> _課題の要件_
1. 前立腺癌の救済治療に関する文章から次の一文を英語に訳してください:「そのストラテジーは前立腺の再発した局所のみを治療するfocal therapyと,前立腺全体を治療するwhole gland therapyに大別されます。」
2. 前立腺癌の救済治療に関する文章を、最後に示された文の後から書き継ぐこと。

【Q】
限局性前立腺癌に対する根治療法として,根治的前立腺摘除術(手術)と放射線治療があります。
手術後に再発した場合は救済放射線治療が可能ですが,放射線治療後に局所再発した場合は,内分泌療法以外にどのような救済治療が可能でしょうか。その方法と治療成績について,北里大学・佐藤威文先生のご教示をお願いします。
【質問者】
横溝 晃:九州大学大学院医学研究院泌尿器科学分野准教授
【A】
限局性前立腺癌に対する放射線治療後の再発の場合,遠隔転移症例だけでなく,局所再発に対しても,一般的に救済内分泌療法が広く選択されています。しかし,近年の画像診断の精度や医療機器の開発により,放射線治療後の局所再発に対する新たなアプローチが確立されつつあります。
そのストラテジーは前立腺の再発した局所のみを治療するfocal therapyと,前立腺全体を治療するwhole gland therapyに大別されます。前者の治療モダリティーとしては,イリジウム192高線量率組織内照射〔high dose-rate(HDR)brachytherapy〕やヨウ素125永久挿入密封小線源療法〔low dose-rate(LDR)brachytherapy〕,凍結療法(cryotherapy)や高密度焦点式超音波治療法(high intensity focused ultrasound:HIFU)などが挙げられ,後者の治療モダリティーとしては,上記に加えて前立腺全摘除術が挙げられます。
focal therapyのメリットとしては,再発した局所のみの治療となるため,尿道や直腸への影響が軽微で,治療後の尿禁制などを中心とした術後QOLが優れている点が,デメリットとしてはmultifocalな局所再発の場合は適応になりえないなど,その条件が制限される点が挙げられます。また,whole gland therapyの場合,再度の根治が期待できる反面,デメリットとしては前立腺全体に治療侵襲が加わるため,治療後の尿禁制や直腸への影響・損傷などのリスクを有している点が挙げられます。

> _提供された記録_
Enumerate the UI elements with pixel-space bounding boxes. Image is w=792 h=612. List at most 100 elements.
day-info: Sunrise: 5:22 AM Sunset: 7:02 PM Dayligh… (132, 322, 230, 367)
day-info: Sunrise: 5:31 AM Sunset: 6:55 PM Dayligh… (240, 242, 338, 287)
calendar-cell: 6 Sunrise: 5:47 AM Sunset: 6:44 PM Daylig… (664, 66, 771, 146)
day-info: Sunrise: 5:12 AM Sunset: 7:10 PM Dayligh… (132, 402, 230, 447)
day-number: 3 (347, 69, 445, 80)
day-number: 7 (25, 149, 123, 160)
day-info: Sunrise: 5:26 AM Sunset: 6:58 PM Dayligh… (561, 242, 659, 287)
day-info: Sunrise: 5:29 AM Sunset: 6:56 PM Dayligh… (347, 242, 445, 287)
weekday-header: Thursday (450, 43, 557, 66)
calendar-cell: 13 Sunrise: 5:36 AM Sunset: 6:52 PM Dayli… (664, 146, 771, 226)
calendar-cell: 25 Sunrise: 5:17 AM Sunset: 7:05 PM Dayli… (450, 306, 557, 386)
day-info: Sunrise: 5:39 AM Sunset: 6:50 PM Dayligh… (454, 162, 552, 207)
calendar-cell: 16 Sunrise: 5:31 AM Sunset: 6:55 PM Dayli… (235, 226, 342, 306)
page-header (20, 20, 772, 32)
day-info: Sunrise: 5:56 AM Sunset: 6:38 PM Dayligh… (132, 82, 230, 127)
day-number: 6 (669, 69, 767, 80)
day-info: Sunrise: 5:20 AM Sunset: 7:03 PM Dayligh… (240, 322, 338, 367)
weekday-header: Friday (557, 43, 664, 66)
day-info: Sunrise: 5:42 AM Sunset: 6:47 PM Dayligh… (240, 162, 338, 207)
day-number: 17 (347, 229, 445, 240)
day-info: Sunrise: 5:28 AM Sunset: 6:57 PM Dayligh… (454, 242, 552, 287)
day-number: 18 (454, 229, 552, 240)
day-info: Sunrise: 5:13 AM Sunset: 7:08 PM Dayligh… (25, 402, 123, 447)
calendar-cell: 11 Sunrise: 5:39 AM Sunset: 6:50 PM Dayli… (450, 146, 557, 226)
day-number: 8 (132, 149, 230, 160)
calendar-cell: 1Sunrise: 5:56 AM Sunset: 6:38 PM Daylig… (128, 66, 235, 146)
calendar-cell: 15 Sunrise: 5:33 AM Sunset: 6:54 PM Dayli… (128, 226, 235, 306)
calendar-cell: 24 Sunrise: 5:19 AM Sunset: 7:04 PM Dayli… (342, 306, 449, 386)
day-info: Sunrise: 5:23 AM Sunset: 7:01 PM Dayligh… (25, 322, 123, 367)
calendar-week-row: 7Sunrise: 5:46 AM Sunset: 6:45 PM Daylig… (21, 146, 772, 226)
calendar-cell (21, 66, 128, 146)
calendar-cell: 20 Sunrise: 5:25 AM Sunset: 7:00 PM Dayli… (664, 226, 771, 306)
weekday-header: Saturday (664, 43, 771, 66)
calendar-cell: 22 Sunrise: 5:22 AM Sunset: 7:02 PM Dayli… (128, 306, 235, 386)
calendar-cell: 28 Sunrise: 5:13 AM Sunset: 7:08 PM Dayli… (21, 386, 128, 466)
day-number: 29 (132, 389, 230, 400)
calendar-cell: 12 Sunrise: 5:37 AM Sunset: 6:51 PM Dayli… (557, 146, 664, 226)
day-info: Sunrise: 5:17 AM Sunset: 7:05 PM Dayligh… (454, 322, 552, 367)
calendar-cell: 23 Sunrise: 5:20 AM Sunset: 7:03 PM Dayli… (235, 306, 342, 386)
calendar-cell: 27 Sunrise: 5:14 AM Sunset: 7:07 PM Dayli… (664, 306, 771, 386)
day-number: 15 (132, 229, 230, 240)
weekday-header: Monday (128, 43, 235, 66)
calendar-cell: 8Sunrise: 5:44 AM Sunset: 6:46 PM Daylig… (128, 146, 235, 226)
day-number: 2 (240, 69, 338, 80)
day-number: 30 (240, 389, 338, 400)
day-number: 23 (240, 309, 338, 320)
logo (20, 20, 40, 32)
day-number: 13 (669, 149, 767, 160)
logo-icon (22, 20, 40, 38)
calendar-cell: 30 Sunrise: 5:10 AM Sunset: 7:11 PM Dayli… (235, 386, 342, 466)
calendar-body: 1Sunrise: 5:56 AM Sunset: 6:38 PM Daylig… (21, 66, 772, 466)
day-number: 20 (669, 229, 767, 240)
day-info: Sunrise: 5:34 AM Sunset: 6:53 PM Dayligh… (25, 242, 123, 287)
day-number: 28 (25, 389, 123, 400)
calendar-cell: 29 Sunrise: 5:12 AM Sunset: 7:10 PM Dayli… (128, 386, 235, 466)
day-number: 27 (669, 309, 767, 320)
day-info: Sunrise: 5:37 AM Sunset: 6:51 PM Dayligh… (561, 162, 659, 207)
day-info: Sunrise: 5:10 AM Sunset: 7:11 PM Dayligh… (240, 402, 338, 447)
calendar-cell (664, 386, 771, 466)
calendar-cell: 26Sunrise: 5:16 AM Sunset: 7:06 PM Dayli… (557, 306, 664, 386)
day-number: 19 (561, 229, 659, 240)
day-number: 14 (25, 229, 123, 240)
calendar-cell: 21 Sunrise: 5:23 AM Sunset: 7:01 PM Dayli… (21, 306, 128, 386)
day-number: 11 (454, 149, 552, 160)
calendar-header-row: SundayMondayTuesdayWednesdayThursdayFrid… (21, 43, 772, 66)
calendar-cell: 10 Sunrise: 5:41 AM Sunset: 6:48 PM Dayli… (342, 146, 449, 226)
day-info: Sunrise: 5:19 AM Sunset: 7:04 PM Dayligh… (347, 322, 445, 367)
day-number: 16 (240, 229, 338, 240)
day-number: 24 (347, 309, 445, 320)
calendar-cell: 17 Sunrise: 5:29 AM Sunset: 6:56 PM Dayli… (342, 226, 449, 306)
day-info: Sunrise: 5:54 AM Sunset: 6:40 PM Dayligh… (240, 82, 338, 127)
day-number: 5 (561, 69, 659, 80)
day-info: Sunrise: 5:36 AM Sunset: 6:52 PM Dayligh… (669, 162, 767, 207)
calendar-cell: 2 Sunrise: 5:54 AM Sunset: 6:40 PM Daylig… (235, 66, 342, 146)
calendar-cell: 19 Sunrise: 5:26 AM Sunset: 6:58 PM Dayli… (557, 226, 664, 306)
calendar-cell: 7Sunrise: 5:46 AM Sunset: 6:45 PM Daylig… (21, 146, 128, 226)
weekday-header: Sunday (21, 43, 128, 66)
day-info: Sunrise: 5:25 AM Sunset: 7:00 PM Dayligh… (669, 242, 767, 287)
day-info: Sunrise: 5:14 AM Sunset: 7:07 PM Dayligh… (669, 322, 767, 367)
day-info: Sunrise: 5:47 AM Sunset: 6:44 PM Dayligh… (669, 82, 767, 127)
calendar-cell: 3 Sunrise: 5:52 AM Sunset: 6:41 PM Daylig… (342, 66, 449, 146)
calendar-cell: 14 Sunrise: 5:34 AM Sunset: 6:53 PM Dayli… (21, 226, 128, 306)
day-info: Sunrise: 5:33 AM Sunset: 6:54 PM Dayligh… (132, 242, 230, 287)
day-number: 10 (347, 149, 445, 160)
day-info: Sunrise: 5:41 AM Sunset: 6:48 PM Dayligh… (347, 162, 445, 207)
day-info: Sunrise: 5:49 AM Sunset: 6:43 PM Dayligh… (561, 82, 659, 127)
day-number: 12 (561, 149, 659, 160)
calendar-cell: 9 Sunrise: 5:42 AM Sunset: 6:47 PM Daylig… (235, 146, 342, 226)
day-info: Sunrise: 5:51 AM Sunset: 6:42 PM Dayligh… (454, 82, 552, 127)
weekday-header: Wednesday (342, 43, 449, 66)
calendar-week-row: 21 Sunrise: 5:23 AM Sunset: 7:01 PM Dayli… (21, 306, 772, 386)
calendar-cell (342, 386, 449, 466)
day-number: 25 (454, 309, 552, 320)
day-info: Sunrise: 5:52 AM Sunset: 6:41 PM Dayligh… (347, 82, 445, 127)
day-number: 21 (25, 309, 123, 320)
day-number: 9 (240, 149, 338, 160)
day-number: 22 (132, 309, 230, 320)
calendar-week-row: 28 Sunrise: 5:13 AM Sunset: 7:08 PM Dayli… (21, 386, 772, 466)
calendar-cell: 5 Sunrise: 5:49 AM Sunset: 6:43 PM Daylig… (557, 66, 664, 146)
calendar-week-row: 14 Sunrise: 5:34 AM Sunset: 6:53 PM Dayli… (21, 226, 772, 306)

> _想定される解答_
1. The strategies are broadly divided into focal therapy, which treats only the recurrent local site within the prostate, and whole gland therapy, which treats the entire prostate.

2.
focal therapyおよびwhole gland therapyのいずれにおいても,遠隔転移を有さず,病理学的に前立腺局所の再発であることが条件となります。現在,放射線治療後の局所再発診断として,テンプレートガイド下などによるmapping biopsyの病理診断が世界的にも広く施行されており,さらに次のステップとなる高精度診断として,MRIの拡散強調画像(diffusion weighted image:DWI)と前立腺エコーとをfusionさせて生検を行うMRI-TRUS(transrectal ultrasound) fusion real-time targeted prostate biopsyも,国内で臨床応用が開始されています。
ただ,生検の施行時期の注意点として,癌細胞は放射線照射により,有糸分裂後の細胞死が誘導され,限られた回数の細胞分裂を行った後で死滅すると考えられているため,照射直後の病理所見で再発を評価することは困難とされています。一般的には照射後24~36カ月以降において,病理学的に評価できるとされます。
また,上記focal therapyを中心とした新しい治療の長期成績はまだ明らかとなっておらず,さらなるフォローアップの蓄積を必要としています。